Request a: In the derivatives passage, how many categories of derivatives, excluding commodity derivatives, did Risk magazine identify in its 2007 annual survey?

Derivatives are traded both OTC and on exchanges. According to a recent report of the Bank for International Settlements, OTC derivatives accounted for over 84% of the total outstanding global derivatives transactions as of June 2007 (as measured by notional amount). The liquidity of markets for particular OTC derivative instruments varies from highly liquid, such as the market for Eurodollar interest rate derivatives, to illiquid, such as the market for certain customized credit derivatives which are structured to meet specific investor needs.

The International Swaps and Derivative Association, Inc. ("ISDA") also reported in a recent survey of its members that in the first half of 2007, among the derivative instruments surveyed, credit derivatives were the fastest growing segment of the derivatives market with notional amounts outstanding growing 32% over that six month period. The survey stated that at mid-year 2007, notional amounts outstanding of credit derivatives grew to approximately $45.5 trillion from approximately $26.0 trillion at mid-year 2006. This increase represented period-over-period growth of approximately 75.0%. Although several exchanges launched exchange-traded credit derivative products in 2007, credit derivatives are currently traded almost entirely in OTC transactions, either directly or through inter-dealer brokers and other financial institutions.

Furthermore, the number of different derivative instruments is growing as companies and financial institutions develop new and innovative derivative instruments to meet industry demands for sophisticated risk management and complex financial arbitrage. In its 2007 annual survey, Risk magazine identified 119 categories of derivatives, excluding commodity derivatives. Novel derivative instruments often have distinct terms and little or no trading history with which to estimate a price. Markets for new derivative instruments therefore require market intelligence and the services of highly skilled and well-informed brokers and reliable market data and pricing tools.

An example of more novel, OTC derivative instruments would be credit default swaps on leveraged loans ("Loan CDS"). These instruments allow investors to take or offset the risk of default on senior secured debt of non-investment grade companies. The advent of the Loan CDS market is an example of how the overall credit derivatives market is expanding to different areas of the credit spectrum. Another example of an innovative and complex OTC derivative instrument is carbon emissions options, which allow trading houses and other market participants to take or offset their exposure in the fast growing European market for carbon dioxide emissions allowances under the European Union Emissions Trading Scheme, or ETS. The ETS permits European-based companies that exceed individual carbon dioxide emissions targets to purchase emissions allowances from other companies that emit less than their emissions targets.

Supplied data:
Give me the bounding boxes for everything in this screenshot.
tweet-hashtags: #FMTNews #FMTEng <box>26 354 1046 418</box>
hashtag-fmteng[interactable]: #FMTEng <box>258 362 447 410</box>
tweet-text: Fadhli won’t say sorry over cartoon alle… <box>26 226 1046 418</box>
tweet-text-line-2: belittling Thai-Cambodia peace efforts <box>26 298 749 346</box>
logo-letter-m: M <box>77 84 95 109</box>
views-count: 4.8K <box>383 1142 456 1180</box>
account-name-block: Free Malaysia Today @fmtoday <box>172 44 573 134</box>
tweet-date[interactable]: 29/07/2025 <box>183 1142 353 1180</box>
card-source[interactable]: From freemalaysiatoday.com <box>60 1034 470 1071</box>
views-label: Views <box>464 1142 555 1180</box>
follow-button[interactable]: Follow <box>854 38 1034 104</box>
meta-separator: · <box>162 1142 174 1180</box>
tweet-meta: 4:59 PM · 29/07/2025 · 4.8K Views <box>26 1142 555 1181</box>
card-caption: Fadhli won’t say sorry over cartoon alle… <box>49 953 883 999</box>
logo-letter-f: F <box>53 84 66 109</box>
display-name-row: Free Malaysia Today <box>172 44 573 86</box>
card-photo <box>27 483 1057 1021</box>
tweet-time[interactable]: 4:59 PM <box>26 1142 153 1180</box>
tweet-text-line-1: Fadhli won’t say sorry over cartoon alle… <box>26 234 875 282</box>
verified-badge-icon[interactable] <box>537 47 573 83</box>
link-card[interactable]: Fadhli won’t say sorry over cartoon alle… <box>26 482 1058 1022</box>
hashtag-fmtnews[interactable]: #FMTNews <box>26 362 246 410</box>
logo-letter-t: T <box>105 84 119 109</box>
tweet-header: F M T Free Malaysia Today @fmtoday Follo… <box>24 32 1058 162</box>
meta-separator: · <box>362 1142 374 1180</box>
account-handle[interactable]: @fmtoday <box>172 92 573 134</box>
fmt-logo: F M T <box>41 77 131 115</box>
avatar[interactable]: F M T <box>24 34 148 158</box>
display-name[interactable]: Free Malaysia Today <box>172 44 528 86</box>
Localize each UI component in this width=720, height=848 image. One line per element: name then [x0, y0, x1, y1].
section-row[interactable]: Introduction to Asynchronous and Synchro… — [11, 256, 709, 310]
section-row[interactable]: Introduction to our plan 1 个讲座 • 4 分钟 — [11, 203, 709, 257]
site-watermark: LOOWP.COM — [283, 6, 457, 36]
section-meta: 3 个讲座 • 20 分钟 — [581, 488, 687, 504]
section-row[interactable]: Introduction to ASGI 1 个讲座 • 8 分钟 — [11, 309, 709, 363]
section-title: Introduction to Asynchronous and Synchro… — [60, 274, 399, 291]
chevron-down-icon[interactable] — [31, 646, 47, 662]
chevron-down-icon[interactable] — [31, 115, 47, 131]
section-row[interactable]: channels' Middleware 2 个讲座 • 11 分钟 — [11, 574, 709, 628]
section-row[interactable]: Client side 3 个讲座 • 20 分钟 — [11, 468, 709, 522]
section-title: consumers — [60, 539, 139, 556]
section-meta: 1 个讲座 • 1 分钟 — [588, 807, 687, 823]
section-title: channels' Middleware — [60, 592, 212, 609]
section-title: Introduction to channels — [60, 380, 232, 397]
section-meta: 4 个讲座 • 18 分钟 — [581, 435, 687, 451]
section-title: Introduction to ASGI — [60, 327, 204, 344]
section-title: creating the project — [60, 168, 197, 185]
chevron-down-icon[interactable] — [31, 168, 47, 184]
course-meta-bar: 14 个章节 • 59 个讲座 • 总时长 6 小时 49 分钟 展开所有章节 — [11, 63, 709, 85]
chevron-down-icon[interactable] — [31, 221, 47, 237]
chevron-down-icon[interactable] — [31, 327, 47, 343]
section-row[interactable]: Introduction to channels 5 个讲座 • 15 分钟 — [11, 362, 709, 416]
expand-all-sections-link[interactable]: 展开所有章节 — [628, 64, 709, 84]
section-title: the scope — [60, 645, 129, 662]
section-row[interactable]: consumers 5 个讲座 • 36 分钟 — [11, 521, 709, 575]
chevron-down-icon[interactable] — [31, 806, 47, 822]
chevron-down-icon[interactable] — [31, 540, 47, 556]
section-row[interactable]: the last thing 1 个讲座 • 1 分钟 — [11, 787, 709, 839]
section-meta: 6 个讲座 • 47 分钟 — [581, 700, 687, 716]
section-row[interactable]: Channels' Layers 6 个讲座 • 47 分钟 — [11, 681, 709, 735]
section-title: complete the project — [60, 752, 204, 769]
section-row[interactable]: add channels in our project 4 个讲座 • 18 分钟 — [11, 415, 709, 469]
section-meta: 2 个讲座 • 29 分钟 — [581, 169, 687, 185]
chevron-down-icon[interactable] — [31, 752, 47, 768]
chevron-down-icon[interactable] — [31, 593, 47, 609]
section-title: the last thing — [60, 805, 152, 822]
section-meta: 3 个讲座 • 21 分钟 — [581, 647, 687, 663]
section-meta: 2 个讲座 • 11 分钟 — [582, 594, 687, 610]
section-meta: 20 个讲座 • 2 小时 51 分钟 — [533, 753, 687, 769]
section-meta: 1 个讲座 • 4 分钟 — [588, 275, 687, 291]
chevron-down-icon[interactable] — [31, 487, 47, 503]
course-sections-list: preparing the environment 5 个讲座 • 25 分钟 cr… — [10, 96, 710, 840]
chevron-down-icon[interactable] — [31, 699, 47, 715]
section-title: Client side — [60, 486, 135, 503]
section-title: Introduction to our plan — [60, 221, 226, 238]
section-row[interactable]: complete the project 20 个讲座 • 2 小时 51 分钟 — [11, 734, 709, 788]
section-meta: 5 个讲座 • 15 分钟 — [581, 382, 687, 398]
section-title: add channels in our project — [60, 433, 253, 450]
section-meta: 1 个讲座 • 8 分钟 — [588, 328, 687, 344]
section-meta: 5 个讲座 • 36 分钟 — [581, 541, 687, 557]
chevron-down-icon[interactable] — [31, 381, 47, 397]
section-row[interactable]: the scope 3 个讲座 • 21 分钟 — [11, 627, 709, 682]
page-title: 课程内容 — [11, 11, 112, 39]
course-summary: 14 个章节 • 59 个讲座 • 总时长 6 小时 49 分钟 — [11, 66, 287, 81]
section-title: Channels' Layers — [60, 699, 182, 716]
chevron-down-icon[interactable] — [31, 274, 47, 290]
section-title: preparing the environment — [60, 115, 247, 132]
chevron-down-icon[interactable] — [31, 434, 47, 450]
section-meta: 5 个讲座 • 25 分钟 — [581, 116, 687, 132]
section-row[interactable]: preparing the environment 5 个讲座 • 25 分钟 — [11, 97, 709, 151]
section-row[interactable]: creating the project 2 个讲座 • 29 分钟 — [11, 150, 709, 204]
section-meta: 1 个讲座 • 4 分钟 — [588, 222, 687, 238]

Request b: Copy the records word for word from their first line through the line containing "logo-letter-f: F <box>53 84 66 109</box>", including both ends.

Response a: 119

Response b:
Give me the bounding boxes for everything in this screenshot.
tweet-hashtags: #FMTNews #FMTEng <box>26 354 1046 418</box>
hashtag-fmteng[interactable]: #FMTEng <box>258 362 447 410</box>
tweet-text: Fadhli won’t say sorry over cartoon alle… <box>26 226 1046 418</box>
tweet-text-line-2: belittling Thai-Cambodia peace efforts <box>26 298 749 346</box>
logo-letter-m: M <box>77 84 95 109</box>
views-count: 4.8K <box>383 1142 456 1180</box>
account-name-block: Free Malaysia Today @fmtoday <box>172 44 573 134</box>
tweet-date[interactable]: 29/07/2025 <box>183 1142 353 1180</box>
card-source[interactable]: From freemalaysiatoday.com <box>60 1034 470 1071</box>
views-label: Views <box>464 1142 555 1180</box>
follow-button[interactable]: Follow <box>854 38 1034 104</box>
meta-separator: · <box>162 1142 174 1180</box>
tweet-meta: 4:59 PM · 29/07/2025 · 4.8K Views <box>26 1142 555 1181</box>
card-caption: Fadhli won’t say sorry over cartoon alle… <box>49 953 883 999</box>
logo-letter-f: F <box>53 84 66 109</box>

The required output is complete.